What to produce :: From the entries below, copy out every line with "TetherUS" in it.

Supplied records ::

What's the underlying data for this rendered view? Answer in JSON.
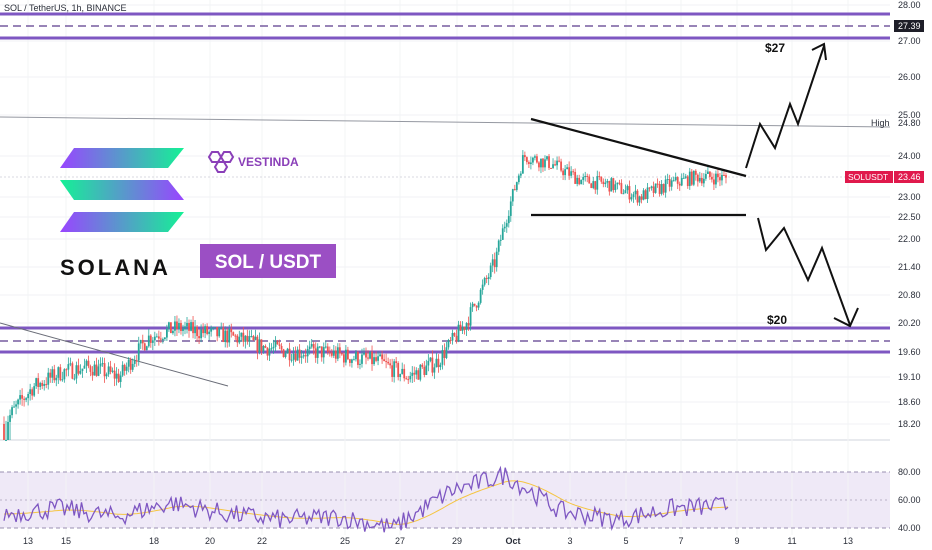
{
  "header": {
    "symbol_line": "SOL / TetherUS, 1h, BINANCE"
  },
  "branding": {
    "solana_word": "SOLANA",
    "pair_badge": "SOL / USDT",
    "vestinda": "VESTINDA",
    "badge_color": "#9b4fc4"
  },
  "annotations": {
    "target_up": "$27",
    "target_down": "$20"
  },
  "price_axis": {
    "ticks": [
      "28.00",
      "27.00",
      "26.00",
      "25.00",
      "24.00",
      "23.00",
      "22.50",
      "22.00",
      "21.40",
      "20.80",
      "20.20",
      "19.60",
      "19.10",
      "18.60",
      "18.20"
    ],
    "tag_level": "27.39",
    "high_label": "High",
    "high_value": "24.80",
    "current_symbol": "SOLUSDT",
    "current_value": "23.46",
    "current_color": "#e0194c"
  },
  "rsi_axis": {
    "ticks": [
      "80.00",
      "60.00",
      "40.00"
    ]
  },
  "time_axis": {
    "ticks": [
      "13",
      "15",
      "18",
      "20",
      "22",
      "25",
      "27",
      "29",
      "Oct",
      "3",
      "5",
      "7",
      "9",
      "11",
      "13"
    ]
  },
  "colors": {
    "band_purple": "#7e57c2",
    "candle_up": "#26a69a",
    "candle_down": "#ef5350",
    "rsi_line": "#7e57c2",
    "rsi_ma": "#f5c542",
    "rsi_bg": "#efe9f7"
  },
  "chart_data": {
    "type": "candlestick",
    "title": "SOL / TetherUS, 1h, BINANCE",
    "x_range": [
      "Sep 13",
      "Oct 13"
    ],
    "ylim": [
      18.0,
      28.2
    ],
    "series": [
      {
        "name": "SOLUSDT",
        "approx_path": [
          {
            "x": "Sep 13",
            "y": 18.2
          },
          {
            "x": "Sep 14",
            "y": 18.9
          },
          {
            "x": "Sep 15",
            "y": 19.2
          },
          {
            "x": "Sep 16",
            "y": 19.3
          },
          {
            "x": "Sep 17",
            "y": 19.1
          },
          {
            "x": "Sep 18",
            "y": 19.9
          },
          {
            "x": "Sep 19",
            "y": 20.1
          },
          {
            "x": "Sep 20",
            "y": 20.0
          },
          {
            "x": "Sep 21",
            "y": 19.9
          },
          {
            "x": "Sep 22",
            "y": 19.7
          },
          {
            "x": "Sep 23",
            "y": 19.6
          },
          {
            "x": "Sep 24",
            "y": 19.6
          },
          {
            "x": "Sep 25",
            "y": 19.5
          },
          {
            "x": "Sep 26",
            "y": 19.4
          },
          {
            "x": "Sep 27",
            "y": 19.1
          },
          {
            "x": "Sep 28",
            "y": 19.4
          },
          {
            "x": "Sep 29",
            "y": 20.2
          },
          {
            "x": "Sep 30",
            "y": 21.5
          },
          {
            "x": "Oct 1",
            "y": 24.0
          },
          {
            "x": "Oct 2",
            "y": 23.8
          },
          {
            "x": "Oct 3",
            "y": 23.4
          },
          {
            "x": "Oct 4",
            "y": 23.3
          },
          {
            "x": "Oct 5",
            "y": 23.0
          },
          {
            "x": "Oct 6",
            "y": 23.3
          },
          {
            "x": "Oct 7",
            "y": 23.5
          },
          {
            "x": "Oct 8",
            "y": 23.46
          }
        ]
      }
    ],
    "levels": {
      "resistance_band": [
        27.0,
        28.0
      ],
      "resistance_mid": 27.39,
      "support_band": [
        19.7,
        20.1
      ],
      "support_mid": 19.9,
      "high": 24.8,
      "triangle_base": 22.5
    },
    "projections": [
      {
        "label": "$27",
        "target": 27.0,
        "direction": "up"
      },
      {
        "label": "$20",
        "target": 20.2,
        "direction": "down"
      }
    ],
    "rsi": {
      "ylim": [
        30,
        90
      ],
      "levels": [
        80,
        60,
        40
      ],
      "approx_path": [
        {
          "x": "Sep 13",
          "y": 50
        },
        {
          "x": "Sep 15",
          "y": 54
        },
        {
          "x": "Sep 17",
          "y": 48
        },
        {
          "x": "Sep 19",
          "y": 58
        },
        {
          "x": "Sep 21",
          "y": 50
        },
        {
          "x": "Sep 23",
          "y": 46
        },
        {
          "x": "Sep 25",
          "y": 48
        },
        {
          "x": "Sep 27",
          "y": 40
        },
        {
          "x": "Sep 29",
          "y": 66
        },
        {
          "x": "Oct 1",
          "y": 78
        },
        {
          "x": "Oct 3",
          "y": 52
        },
        {
          "x": "Oct 5",
          "y": 46
        },
        {
          "x": "Oct 7",
          "y": 54
        },
        {
          "x": "Oct 8",
          "y": 56
        }
      ]
    }
  }
}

Completed task ::
    "symbol_line": "SOL / TetherUS, 1h, BINANCE"
    "title": "SOL / TetherUS, 1h, BINANCE",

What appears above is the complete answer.